WHAT IS ASKED
Reproduce every entry below word for word, omitting any picture.

INFORMATION GIVEN
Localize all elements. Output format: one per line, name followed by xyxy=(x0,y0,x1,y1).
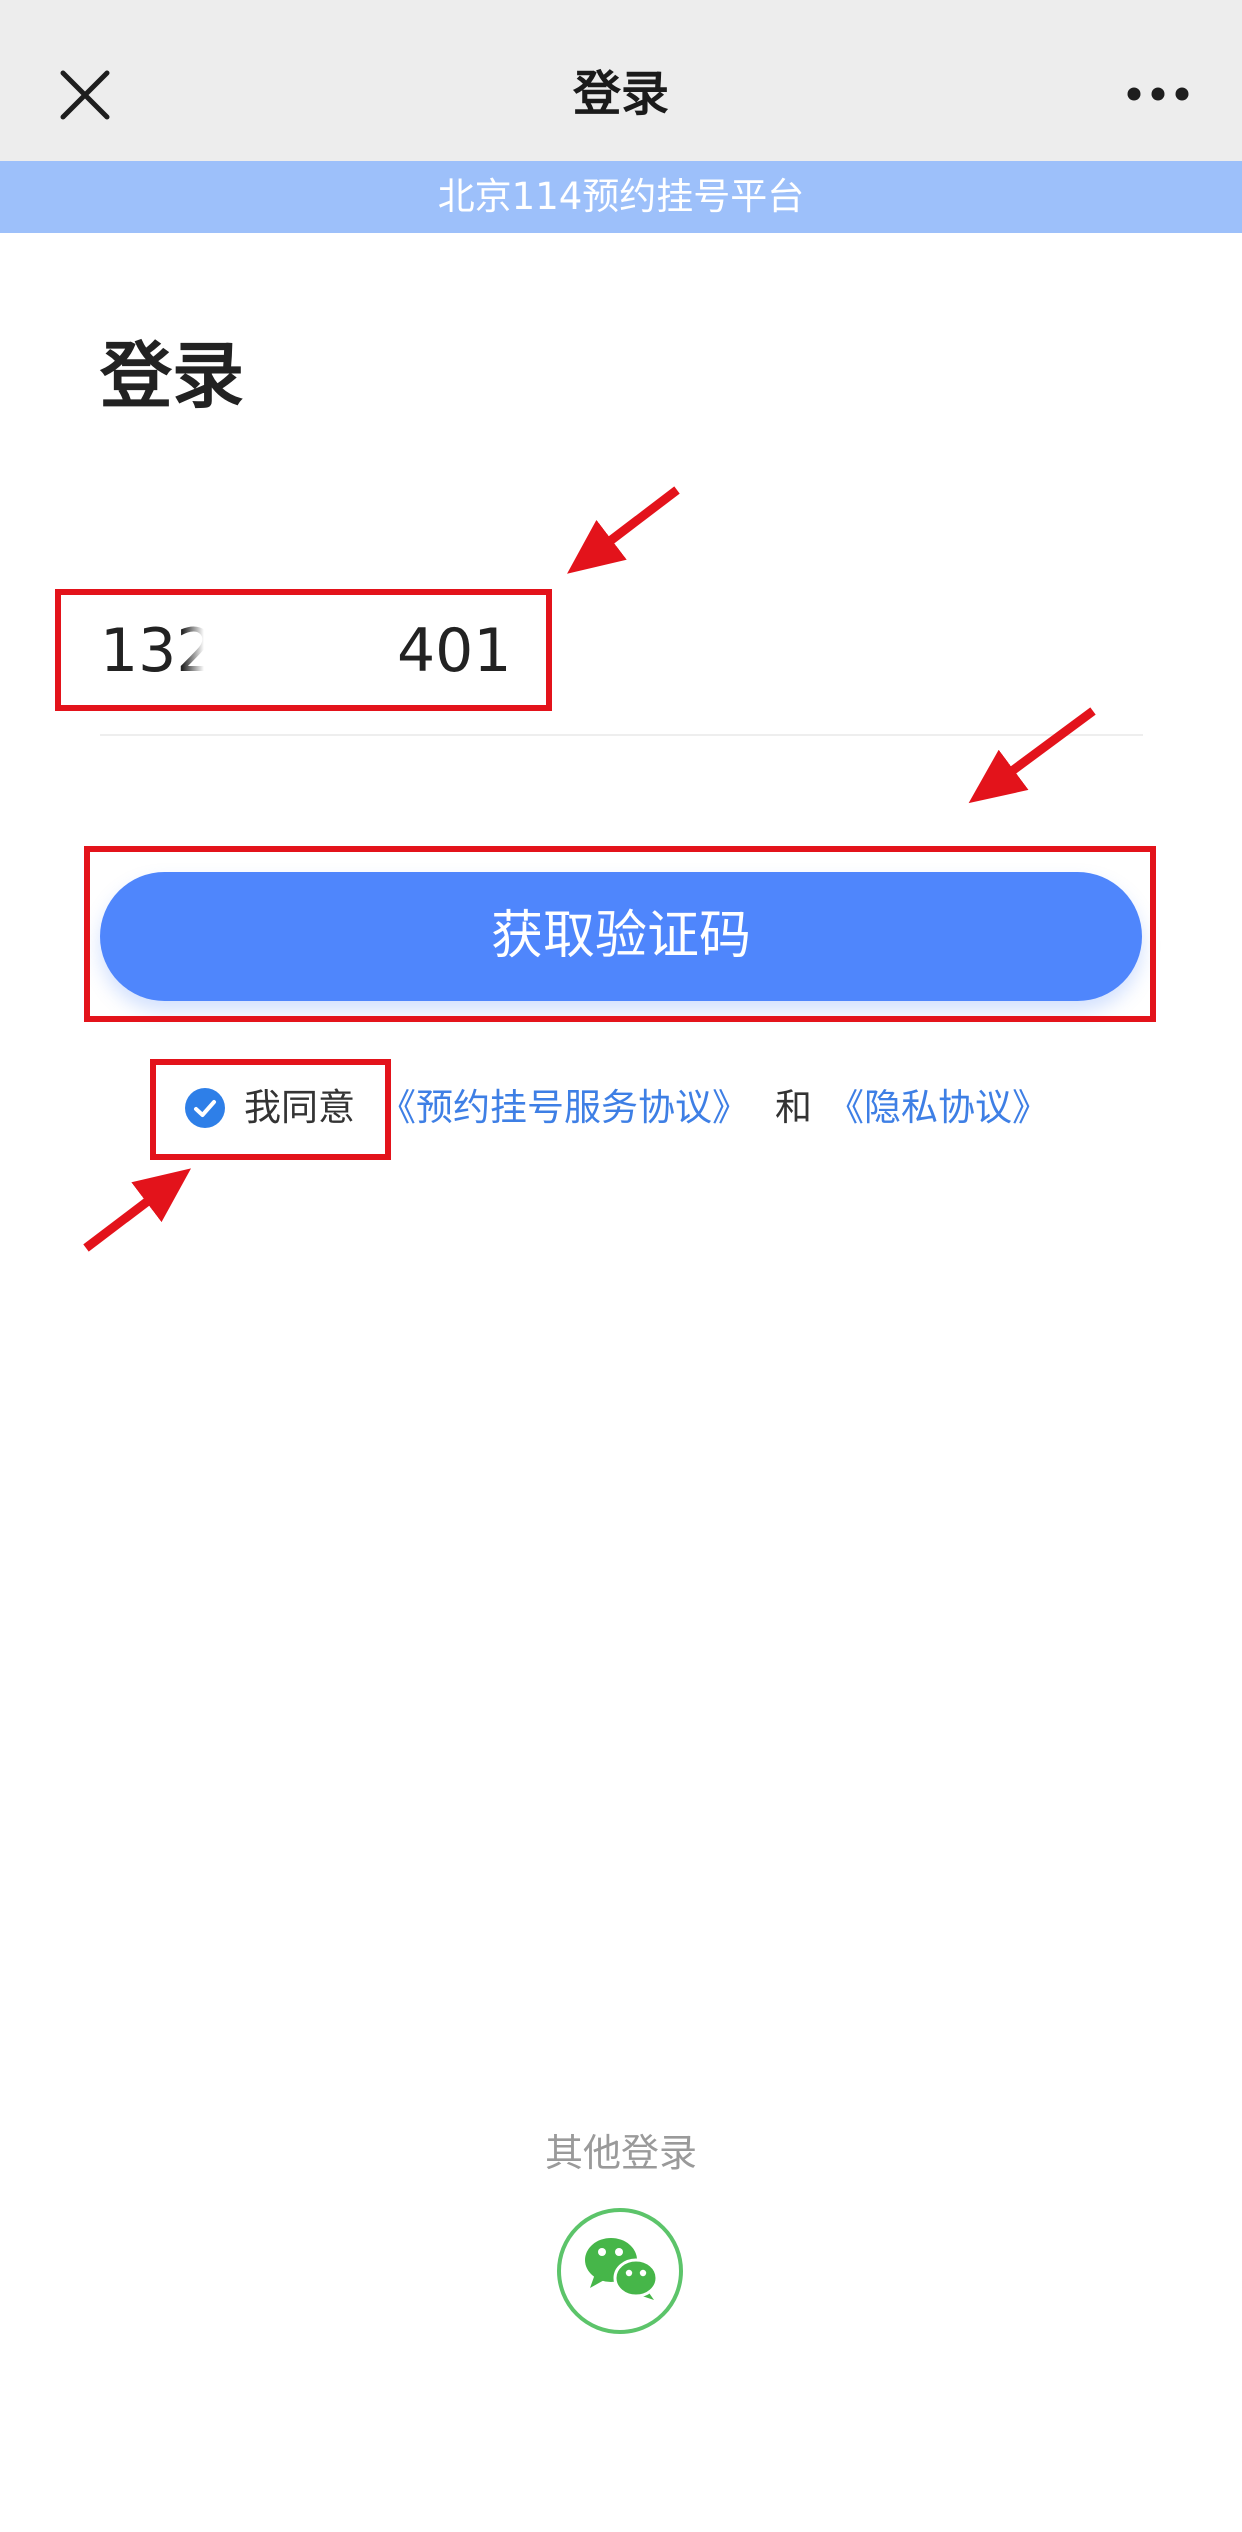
wechat-icon xyxy=(585,2238,659,2300)
more-button[interactable] xyxy=(1120,74,1196,114)
other-login-label: 其他登录 xyxy=(544,2131,697,2175)
agree-label: 我同意 xyxy=(244,1086,355,1129)
more-icon xyxy=(1127,87,1189,101)
red-arrow-icon xyxy=(83,1168,192,1252)
get-code-button[interactable]: 获取验证码 xyxy=(100,872,1142,1001)
service-agreement-link[interactable]: 《预约挂号服务协议》 xyxy=(379,1086,749,1130)
page-heading: 登录 xyxy=(100,334,245,418)
agree-checkbox[interactable] xyxy=(185,1088,225,1128)
phone-input[interactable]: 132 401 xyxy=(100,600,1143,704)
login-screen: 登录 北京114预约挂号平台 登录 132 401 获取验证码 我同意 《预约挂… xyxy=(0,0,1242,2532)
phone-privacy-mask xyxy=(182,614,396,688)
nav-bar: 登录 xyxy=(0,0,1242,161)
check-circle-icon xyxy=(194,1100,216,1117)
red-arrow-icon xyxy=(567,486,680,574)
privacy-policy-link[interactable]: 《隐私协议》 xyxy=(827,1086,1049,1130)
red-arrow-icon xyxy=(968,707,1096,804)
platform-banner: 北京114预约挂号平台 xyxy=(0,161,1242,233)
phone-input-underline xyxy=(100,734,1143,736)
and-label: 和 xyxy=(775,1086,812,1129)
nav-title: 登录 xyxy=(572,66,669,122)
wechat-login-button[interactable] xyxy=(557,2208,683,2334)
phone-number-suffix: 401 xyxy=(397,616,512,686)
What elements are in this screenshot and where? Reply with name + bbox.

WRITTEN RESPONSE
Localize all elements. Output format: one per line, name followed by xyxy=(x0,y0,x1,y1).
wechat-icon xyxy=(585,2238,659,2300)
more-button[interactable] xyxy=(1120,74,1196,114)
other-login-label: 其他登录 xyxy=(544,2131,697,2175)
agree-label: 我同意 xyxy=(244,1086,355,1129)
more-icon xyxy=(1127,87,1189,101)
red-arrow-icon xyxy=(83,1168,192,1252)
get-code-button[interactable]: 获取验证码 xyxy=(100,872,1142,1001)
service-agreement-link[interactable]: 《预约挂号服务协议》 xyxy=(379,1086,749,1130)
page-heading: 登录 xyxy=(100,334,245,418)
agree-checkbox[interactable] xyxy=(185,1088,225,1128)
phone-input[interactable]: 132 401 xyxy=(100,600,1143,704)
login-screen: 登录 北京114预约挂号平台 登录 132 401 获取验证码 我同意 《预约挂… xyxy=(0,0,1242,2532)
phone-privacy-mask xyxy=(182,614,396,688)
nav-bar: 登录 xyxy=(0,0,1242,161)
check-circle-icon xyxy=(194,1100,216,1117)
red-arrow-icon xyxy=(567,486,680,574)
privacy-policy-link[interactable]: 《隐私协议》 xyxy=(827,1086,1049,1130)
red-arrow-icon xyxy=(968,707,1096,804)
platform-banner: 北京114预约挂号平台 xyxy=(0,161,1242,233)
phone-input-underline xyxy=(100,734,1143,736)
and-label: 和 xyxy=(775,1086,812,1129)
nav-title: 登录 xyxy=(572,66,669,122)
wechat-login-button[interactable] xyxy=(557,2208,683,2334)
phone-number-suffix: 401 xyxy=(397,616,512,686)
What elements are in this screenshot and where? Reply with name + bbox.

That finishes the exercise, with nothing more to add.